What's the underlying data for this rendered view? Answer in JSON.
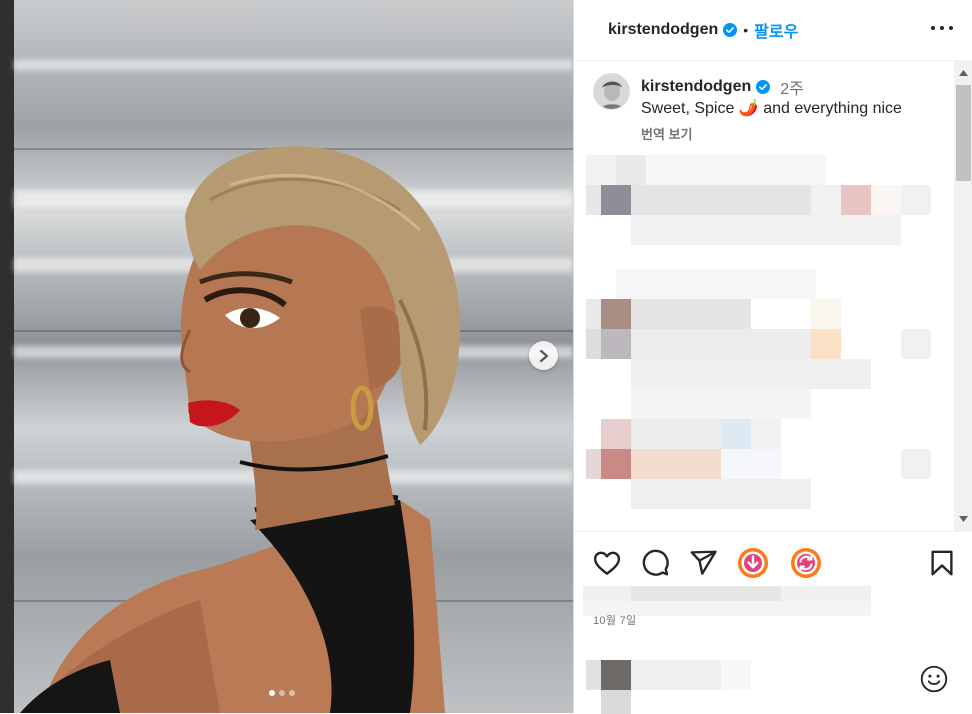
{
  "post": {
    "username": "kirstendodgen",
    "verified_icon": "verified-badge-icon",
    "separator": "•",
    "follow_label": "팔로우",
    "more_icon": "more-options-icon"
  },
  "caption": {
    "username": "kirstendodgen",
    "time_ago": "2주",
    "text": "Sweet, Spice 🌶️ and everything nice",
    "translate_label": "번역 보기"
  },
  "carousel": {
    "next_icon": "chevron-right-icon",
    "slide_count": 3,
    "active_slide": 1
  },
  "actions": {
    "like_icon": "heart-icon",
    "comment_icon": "comment-bubble-icon",
    "share_icon": "paper-plane-icon",
    "download_icon": "download-extension-icon",
    "repost_icon": "repost-extension-icon",
    "save_icon": "bookmark-icon",
    "emoji_icon": "emoji-smile-icon"
  },
  "date_label": "10월 7일",
  "colors": {
    "accent": "#0095f6",
    "text": "#262626",
    "muted": "#737373",
    "extension_orange": "#ff7a1a",
    "extension_pink": "#e8407a"
  }
}
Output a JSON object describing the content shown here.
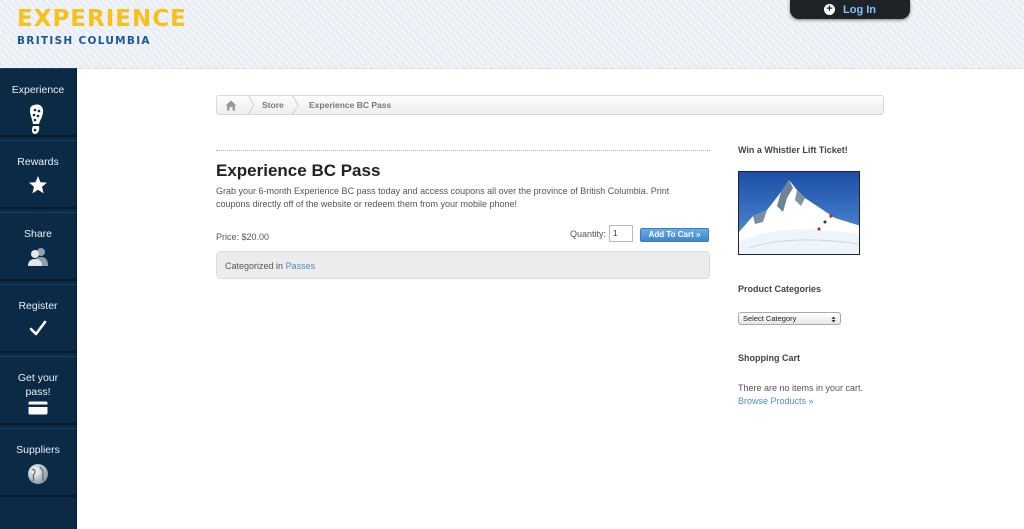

■ ■ ■

Exercise directions:
Quote the material word for word, dropping any images it holds.

Finished answer:
What's the underlying data for this rendered view? Answer in JSON.
{
  "post": {
    "username": "kirstendodgen",
    "verified_icon": "verified-badge-icon",
    "separator": "•",
    "follow_label": "팔로우",
    "more_icon": "more-options-icon"
  },
  "caption": {
    "username": "kirstendodgen",
    "time_ago": "2주",
    "text": "Sweet, Spice 🌶️ and everything nice",
    "translate_label": "번역 보기"
  },
  "carousel": {
    "next_icon": "chevron-right-icon",
    "slide_count": 3,
    "active_slide": 1
  },
  "actions": {
    "like_icon": "heart-icon",
    "comment_icon": "comment-bubble-icon",
    "share_icon": "paper-plane-icon",
    "download_icon": "download-extension-icon",
    "repost_icon": "repost-extension-icon",
    "save_icon": "bookmark-icon",
    "emoji_icon": "emoji-smile-icon"
  },
  "date_label": "10월 7일",
  "colors": {
    "accent": "#0095f6",
    "text": "#262626",
    "muted": "#737373",
    "extension_orange": "#ff7a1a",
    "extension_pink": "#e8407a"
  }
}
Output a JSON object describing the content shown here.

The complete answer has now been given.